Exercise aim: Copy out the material below in full, but not its images.

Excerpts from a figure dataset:
===
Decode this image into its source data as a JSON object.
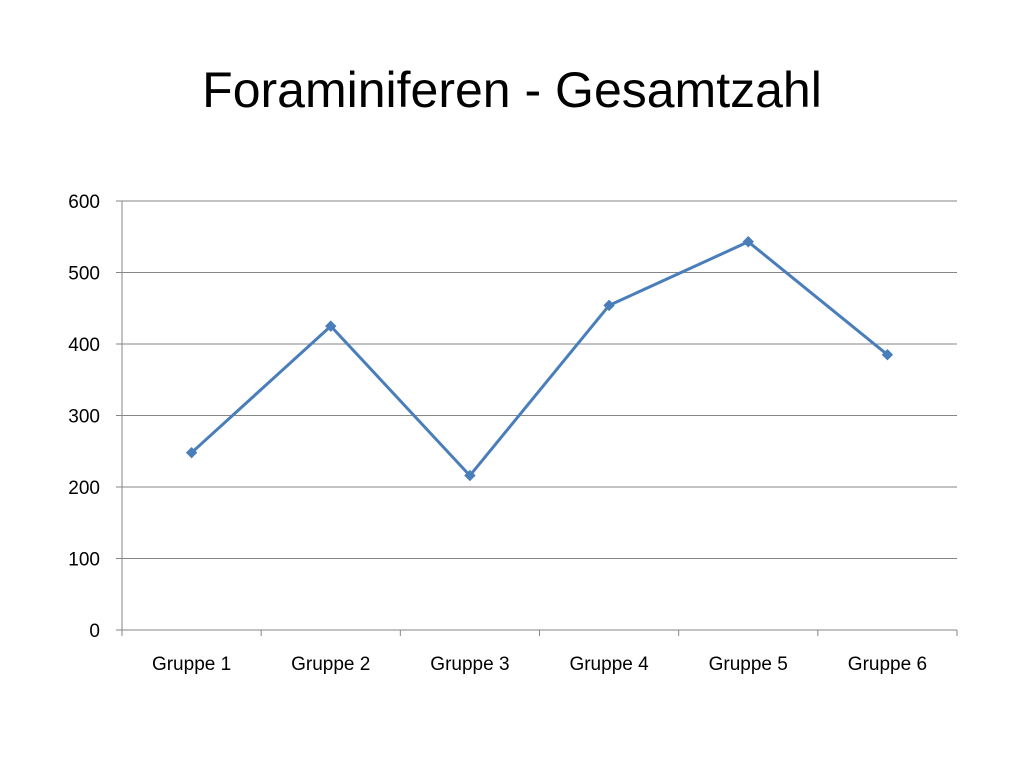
{
  "chart_data": {
    "type": "line",
    "title": "Foraminiferen - Gesamtzahl",
    "categories": [
      "Gruppe 1",
      "Gruppe 2",
      "Gruppe 3",
      "Gruppe 4",
      "Gruppe 5",
      "Gruppe 6"
    ],
    "series": [
      {
        "values": [
          248,
          425,
          216,
          454,
          543,
          385
        ],
        "color": "#4a7ebb",
        "marker": "diamond"
      }
    ],
    "y_ticks": [
      "0",
      "100",
      "200",
      "300",
      "400",
      "500",
      "600"
    ],
    "ylim": [
      0,
      600
    ],
    "y_step": 100,
    "grid": true,
    "legend": "none",
    "gridline_color": "#868686",
    "axis_color": "#868686"
  }
}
===
Full response:
Decode this image into its source data as a JSON object.
{
  "chart_data": {
    "type": "line",
    "title": "Foraminiferen - Gesamtzahl",
    "categories": [
      "Gruppe 1",
      "Gruppe 2",
      "Gruppe 3",
      "Gruppe 4",
      "Gruppe 5",
      "Gruppe 6"
    ],
    "series": [
      {
        "values": [
          248,
          425,
          216,
          454,
          543,
          385
        ],
        "color": "#4a7ebb",
        "marker": "diamond"
      }
    ],
    "y_ticks": [
      "0",
      "100",
      "200",
      "300",
      "400",
      "500",
      "600"
    ],
    "ylim": [
      0,
      600
    ],
    "y_step": 100,
    "grid": true,
    "legend": "none",
    "gridline_color": "#868686",
    "axis_color": "#868686"
  }
}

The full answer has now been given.